Data excerpts
○ ○ ○

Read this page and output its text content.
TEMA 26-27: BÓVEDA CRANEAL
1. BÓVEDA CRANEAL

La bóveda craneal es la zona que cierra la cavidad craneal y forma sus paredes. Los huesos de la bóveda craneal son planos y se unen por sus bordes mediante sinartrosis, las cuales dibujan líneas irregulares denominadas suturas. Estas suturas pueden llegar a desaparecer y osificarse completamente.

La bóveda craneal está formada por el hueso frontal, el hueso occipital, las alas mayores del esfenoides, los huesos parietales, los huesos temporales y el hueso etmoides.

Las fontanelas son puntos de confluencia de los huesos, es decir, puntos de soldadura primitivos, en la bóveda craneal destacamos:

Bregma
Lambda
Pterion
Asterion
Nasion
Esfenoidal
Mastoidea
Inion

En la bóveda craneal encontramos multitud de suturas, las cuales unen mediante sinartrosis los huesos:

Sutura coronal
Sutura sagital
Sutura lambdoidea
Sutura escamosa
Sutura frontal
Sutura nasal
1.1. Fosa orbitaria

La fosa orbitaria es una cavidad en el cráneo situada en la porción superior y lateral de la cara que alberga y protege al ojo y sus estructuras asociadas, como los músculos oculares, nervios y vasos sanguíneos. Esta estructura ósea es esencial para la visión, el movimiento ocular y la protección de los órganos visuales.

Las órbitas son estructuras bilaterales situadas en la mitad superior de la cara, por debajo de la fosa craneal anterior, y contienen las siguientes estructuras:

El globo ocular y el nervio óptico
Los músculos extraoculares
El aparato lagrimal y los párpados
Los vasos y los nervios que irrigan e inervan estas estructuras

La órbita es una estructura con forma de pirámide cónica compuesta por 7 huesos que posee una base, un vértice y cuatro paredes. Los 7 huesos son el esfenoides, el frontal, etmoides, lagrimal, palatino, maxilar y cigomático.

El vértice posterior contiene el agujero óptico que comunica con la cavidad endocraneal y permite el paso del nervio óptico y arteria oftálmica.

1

○ ○ ○

> [Objective]
Set down the listing in full, keeping every word exactly as it is.

> [The result]
Read this page and output its text content.
TEMA 26-27: BÓVEDA CRANEAL
1. BÓVEDA CRANEAL

La bóveda craneal es la zona que cierra la cavidad craneal y forma sus paredes. Los huesos de la bóveda craneal son planos y se unen por sus bordes mediante sinartrosis, las cuales dibujan líneas irregulares denominadas suturas. Estas suturas pueden llegar a desaparecer y osificarse completamente.

La bóveda craneal está formada por el hueso frontal, el hueso occipital, las alas mayores del esfenoides, los huesos parietales, los huesos temporales y el hueso etmoides.

Las fontanelas son puntos de confluencia de los huesos, es decir, puntos de soldadura primitivos, en la bóveda craneal destacamos:

Bregma
Lambda
Pterion
Asterion
Nasion
Esfenoidal
Mastoidea
Inion

En la bóveda craneal encontramos multitud de suturas, las cuales unen mediante sinartrosis los huesos:

Sutura coronal
Sutura sagital
Sutura lambdoidea
Sutura escamosa
Sutura frontal
Sutura nasal
1.1. Fosa orbitaria

La fosa orbitaria es una cavidad en el cráneo situada en la porción superior y lateral de la cara que alberga y protege al ojo y sus estructuras asociadas, como los músculos oculares, nervios y vasos sanguíneos. Esta estructura ósea es esencial para la visión, el movimiento ocular y la protección de los órganos visuales.

Las órbitas son estructuras bilaterales situadas en la mitad superior de la cara, por debajo de la fosa craneal anterior, y contienen las siguientes estructuras:

El globo ocular y el nervio óptico
Los músculos extraoculares
El aparato lagrimal y los párpados
Los vasos y los nervios que irrigan e inervan estas estructuras

La órbita es una estructura con forma de pirámide cónica compuesta por 7 huesos que posee una base, un vértice y cuatro paredes. Los 7 huesos son el esfenoides, el frontal, etmoides, lagrimal, palatino, maxilar y cigomático.

El vértice posterior contiene el agujero óptico que comunica con la cavidad endocraneal y permite el paso del nervio óptico y arteria oftálmica.

1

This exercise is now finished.